_REQUIREMENT_. Tally how many lines hold the string "Conversões". Your reply should be that number alone.

***

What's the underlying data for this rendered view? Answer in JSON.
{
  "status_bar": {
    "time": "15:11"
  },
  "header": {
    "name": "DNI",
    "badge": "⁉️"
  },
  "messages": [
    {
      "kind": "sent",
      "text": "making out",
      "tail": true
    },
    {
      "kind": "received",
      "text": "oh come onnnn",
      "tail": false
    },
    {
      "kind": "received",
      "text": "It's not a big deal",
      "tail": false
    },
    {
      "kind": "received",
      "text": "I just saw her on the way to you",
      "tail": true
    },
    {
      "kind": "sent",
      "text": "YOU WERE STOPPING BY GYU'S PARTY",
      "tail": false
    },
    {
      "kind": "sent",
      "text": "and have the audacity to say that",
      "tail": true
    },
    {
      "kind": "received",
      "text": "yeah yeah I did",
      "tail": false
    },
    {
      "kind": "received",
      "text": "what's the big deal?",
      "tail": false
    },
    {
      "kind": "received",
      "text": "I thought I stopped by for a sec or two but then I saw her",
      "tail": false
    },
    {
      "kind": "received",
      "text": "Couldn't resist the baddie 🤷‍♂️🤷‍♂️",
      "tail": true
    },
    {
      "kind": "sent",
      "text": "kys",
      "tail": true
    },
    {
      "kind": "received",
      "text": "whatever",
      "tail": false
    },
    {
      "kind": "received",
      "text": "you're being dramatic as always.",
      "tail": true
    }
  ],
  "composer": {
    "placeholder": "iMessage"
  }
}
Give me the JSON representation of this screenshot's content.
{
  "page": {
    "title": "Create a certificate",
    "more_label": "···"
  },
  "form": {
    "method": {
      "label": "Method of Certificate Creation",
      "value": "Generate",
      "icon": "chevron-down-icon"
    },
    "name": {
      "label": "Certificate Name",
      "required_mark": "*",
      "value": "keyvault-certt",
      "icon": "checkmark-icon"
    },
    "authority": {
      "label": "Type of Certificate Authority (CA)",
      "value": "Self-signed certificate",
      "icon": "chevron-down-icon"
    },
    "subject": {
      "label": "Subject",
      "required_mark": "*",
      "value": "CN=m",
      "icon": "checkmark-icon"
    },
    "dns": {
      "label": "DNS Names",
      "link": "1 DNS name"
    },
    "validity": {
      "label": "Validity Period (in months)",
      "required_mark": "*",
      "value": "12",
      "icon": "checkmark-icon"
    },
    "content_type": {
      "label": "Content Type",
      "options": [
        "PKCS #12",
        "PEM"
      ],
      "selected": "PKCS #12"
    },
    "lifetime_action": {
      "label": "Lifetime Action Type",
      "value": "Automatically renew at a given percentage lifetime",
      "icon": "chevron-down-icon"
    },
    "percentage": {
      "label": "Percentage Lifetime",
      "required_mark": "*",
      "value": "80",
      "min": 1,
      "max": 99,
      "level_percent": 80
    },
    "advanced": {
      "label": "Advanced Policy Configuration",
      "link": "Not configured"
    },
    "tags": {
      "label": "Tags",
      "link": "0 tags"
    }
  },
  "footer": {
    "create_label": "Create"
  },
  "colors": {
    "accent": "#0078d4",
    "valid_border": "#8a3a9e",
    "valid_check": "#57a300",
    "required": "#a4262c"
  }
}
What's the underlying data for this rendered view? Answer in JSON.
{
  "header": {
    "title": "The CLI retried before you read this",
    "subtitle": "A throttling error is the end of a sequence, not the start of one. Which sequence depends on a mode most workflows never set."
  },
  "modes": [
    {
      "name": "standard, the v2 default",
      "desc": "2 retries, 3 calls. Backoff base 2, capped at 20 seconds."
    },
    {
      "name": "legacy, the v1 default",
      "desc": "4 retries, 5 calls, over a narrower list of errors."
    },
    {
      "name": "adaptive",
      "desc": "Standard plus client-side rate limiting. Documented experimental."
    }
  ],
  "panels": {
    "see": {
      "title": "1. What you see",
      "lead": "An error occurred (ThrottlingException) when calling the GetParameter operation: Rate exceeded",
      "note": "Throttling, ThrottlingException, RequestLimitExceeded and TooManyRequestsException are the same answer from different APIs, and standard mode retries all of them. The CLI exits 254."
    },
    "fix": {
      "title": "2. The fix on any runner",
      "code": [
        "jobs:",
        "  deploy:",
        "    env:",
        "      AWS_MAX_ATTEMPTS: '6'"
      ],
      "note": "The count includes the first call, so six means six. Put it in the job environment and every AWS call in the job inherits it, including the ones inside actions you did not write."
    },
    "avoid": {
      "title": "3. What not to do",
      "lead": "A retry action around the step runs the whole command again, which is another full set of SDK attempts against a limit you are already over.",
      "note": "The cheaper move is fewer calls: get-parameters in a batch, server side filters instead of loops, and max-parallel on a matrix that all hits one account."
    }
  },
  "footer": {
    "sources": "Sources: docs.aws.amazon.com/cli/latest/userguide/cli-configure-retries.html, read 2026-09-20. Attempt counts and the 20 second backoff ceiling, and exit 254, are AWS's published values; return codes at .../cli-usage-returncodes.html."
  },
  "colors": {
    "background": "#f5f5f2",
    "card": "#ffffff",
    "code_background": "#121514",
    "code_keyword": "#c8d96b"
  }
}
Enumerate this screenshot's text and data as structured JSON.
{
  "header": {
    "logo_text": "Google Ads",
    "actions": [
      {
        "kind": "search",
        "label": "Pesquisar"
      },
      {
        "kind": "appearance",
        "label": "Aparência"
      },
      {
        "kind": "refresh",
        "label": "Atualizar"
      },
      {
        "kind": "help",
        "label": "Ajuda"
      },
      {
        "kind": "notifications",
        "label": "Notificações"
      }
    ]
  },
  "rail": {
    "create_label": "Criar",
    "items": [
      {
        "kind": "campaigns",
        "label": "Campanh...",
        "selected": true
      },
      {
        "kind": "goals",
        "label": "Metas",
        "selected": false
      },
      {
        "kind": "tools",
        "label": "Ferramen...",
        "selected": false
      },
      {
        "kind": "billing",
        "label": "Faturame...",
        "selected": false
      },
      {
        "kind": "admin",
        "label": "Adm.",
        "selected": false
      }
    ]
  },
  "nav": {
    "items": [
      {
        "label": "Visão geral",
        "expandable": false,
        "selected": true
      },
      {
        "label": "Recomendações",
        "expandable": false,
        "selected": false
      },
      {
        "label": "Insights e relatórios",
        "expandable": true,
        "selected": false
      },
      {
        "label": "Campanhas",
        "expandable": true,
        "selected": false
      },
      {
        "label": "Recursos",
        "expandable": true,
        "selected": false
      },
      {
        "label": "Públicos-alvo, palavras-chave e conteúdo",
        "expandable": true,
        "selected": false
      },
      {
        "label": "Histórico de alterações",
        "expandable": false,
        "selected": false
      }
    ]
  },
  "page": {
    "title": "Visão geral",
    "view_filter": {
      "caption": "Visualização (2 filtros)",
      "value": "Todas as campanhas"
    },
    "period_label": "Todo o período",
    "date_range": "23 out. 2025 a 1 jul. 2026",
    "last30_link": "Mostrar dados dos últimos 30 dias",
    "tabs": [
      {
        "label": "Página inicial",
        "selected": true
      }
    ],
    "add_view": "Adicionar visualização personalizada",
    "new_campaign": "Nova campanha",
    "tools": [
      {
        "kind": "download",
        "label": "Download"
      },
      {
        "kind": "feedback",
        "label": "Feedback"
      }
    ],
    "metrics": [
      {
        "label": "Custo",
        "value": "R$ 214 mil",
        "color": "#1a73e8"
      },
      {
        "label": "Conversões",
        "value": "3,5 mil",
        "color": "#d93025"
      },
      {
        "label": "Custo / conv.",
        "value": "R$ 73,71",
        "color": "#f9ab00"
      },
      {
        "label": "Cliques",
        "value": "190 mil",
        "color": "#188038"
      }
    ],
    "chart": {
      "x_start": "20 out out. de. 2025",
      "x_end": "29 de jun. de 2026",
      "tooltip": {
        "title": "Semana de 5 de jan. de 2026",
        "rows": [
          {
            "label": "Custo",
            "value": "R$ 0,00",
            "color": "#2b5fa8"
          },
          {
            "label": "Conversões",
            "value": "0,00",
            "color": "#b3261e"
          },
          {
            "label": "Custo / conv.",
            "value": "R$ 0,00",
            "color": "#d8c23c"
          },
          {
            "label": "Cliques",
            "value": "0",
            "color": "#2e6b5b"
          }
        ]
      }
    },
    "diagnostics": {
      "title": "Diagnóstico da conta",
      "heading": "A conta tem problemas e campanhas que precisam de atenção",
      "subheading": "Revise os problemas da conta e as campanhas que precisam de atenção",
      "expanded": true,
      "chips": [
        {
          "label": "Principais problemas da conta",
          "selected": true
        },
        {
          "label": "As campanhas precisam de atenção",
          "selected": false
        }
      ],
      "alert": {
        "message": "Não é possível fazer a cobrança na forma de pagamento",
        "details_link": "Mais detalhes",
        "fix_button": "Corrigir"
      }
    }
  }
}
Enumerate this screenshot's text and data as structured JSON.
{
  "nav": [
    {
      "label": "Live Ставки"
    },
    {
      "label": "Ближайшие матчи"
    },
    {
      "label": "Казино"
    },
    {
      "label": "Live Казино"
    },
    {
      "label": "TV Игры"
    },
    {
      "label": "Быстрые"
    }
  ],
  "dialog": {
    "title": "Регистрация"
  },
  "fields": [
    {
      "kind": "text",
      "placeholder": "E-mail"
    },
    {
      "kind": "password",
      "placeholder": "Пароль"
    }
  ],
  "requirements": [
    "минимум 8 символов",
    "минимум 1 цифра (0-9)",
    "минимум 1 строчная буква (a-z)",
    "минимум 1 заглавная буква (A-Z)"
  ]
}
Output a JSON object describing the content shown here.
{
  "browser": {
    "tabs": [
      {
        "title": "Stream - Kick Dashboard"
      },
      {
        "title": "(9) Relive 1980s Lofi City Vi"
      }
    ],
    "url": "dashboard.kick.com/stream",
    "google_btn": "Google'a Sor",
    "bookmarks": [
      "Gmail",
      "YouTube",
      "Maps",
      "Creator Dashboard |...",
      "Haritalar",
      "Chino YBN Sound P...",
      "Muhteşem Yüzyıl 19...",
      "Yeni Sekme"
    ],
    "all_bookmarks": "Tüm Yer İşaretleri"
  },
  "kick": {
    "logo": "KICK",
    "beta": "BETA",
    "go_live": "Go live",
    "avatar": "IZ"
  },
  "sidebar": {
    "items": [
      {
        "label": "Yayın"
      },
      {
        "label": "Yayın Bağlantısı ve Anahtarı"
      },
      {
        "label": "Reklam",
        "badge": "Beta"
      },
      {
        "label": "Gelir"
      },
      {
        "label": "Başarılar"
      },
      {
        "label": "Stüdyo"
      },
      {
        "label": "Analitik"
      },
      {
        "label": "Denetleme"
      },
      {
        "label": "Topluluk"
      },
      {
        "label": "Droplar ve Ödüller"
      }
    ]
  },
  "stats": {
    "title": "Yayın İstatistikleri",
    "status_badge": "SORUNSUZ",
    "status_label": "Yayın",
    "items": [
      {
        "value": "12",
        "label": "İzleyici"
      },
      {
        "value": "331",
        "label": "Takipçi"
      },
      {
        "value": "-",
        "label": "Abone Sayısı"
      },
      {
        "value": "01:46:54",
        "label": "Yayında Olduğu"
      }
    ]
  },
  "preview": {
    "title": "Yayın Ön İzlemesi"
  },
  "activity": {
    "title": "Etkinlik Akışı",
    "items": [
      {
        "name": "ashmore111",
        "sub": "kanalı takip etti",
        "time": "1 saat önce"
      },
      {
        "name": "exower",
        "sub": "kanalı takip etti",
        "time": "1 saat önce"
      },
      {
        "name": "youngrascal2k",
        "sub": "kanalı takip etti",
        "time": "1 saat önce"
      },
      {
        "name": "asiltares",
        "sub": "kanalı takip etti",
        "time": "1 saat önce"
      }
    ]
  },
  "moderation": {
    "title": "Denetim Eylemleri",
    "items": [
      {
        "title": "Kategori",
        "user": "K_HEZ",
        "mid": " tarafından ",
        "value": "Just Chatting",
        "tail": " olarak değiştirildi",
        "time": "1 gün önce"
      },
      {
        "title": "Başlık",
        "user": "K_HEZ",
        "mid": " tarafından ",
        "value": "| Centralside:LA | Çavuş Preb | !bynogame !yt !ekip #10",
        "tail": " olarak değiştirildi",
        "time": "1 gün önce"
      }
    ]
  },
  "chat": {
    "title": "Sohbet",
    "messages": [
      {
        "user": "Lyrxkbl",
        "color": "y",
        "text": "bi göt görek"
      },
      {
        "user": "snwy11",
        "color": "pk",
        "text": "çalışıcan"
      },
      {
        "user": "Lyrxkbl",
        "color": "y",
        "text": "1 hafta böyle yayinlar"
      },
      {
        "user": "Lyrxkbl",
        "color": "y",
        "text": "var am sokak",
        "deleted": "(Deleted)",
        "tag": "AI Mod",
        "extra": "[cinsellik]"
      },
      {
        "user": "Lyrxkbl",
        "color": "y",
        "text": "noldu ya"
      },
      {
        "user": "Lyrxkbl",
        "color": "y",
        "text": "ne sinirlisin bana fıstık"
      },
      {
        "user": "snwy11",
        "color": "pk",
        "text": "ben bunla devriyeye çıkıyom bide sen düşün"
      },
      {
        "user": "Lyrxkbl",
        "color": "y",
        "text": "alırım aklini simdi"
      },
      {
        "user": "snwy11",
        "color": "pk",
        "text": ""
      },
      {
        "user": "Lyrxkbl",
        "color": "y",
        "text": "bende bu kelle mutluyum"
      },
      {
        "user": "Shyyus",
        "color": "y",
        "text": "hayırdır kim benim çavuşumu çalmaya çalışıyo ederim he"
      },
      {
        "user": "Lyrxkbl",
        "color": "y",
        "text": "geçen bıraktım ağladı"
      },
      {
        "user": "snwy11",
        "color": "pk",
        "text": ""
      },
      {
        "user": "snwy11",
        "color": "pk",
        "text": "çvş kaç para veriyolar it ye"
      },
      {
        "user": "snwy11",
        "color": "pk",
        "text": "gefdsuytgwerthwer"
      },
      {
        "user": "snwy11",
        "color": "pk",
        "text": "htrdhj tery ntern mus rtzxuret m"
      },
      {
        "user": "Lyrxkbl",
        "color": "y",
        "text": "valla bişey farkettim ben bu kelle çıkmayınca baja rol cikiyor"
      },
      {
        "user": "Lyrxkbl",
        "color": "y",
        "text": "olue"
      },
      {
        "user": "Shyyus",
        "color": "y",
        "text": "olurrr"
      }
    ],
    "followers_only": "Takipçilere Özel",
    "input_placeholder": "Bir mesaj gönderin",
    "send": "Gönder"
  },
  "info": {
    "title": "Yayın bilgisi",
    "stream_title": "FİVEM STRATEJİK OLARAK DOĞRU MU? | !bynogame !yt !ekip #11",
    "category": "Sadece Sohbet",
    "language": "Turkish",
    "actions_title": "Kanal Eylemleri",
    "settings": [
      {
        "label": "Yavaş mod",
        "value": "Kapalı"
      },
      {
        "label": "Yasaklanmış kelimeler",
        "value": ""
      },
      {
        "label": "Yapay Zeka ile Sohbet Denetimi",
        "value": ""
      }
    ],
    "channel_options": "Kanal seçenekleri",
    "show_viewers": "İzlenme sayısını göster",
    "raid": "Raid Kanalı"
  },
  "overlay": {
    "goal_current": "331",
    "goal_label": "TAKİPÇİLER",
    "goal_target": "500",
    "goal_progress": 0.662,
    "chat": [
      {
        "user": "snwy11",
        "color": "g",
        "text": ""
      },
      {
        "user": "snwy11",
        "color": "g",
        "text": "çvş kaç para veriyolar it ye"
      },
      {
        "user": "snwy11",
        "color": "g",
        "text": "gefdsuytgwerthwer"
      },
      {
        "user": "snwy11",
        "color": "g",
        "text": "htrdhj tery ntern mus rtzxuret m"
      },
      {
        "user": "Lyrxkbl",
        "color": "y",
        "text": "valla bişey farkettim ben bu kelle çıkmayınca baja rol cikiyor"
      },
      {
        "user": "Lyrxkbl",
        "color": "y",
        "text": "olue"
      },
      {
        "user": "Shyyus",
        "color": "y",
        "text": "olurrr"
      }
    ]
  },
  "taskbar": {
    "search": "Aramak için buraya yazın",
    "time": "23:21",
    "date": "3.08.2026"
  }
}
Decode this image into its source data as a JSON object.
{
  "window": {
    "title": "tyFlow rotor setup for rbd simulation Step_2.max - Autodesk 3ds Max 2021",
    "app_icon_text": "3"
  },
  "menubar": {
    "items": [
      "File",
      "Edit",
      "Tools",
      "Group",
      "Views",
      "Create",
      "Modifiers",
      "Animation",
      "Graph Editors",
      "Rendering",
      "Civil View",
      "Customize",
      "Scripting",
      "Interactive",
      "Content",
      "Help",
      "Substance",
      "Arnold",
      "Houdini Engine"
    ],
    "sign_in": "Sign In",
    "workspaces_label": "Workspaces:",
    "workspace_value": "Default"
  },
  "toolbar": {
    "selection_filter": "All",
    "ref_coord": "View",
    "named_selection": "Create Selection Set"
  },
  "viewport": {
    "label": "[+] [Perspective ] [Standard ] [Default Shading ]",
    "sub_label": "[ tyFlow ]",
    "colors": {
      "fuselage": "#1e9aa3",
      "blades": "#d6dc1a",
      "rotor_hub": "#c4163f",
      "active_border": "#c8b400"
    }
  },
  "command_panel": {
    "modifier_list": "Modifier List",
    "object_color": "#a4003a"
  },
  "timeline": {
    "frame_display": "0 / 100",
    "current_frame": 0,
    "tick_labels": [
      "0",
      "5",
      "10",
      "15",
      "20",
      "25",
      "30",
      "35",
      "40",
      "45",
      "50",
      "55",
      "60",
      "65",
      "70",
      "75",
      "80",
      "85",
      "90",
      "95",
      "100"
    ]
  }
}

***

_THE SOLUTION_. 2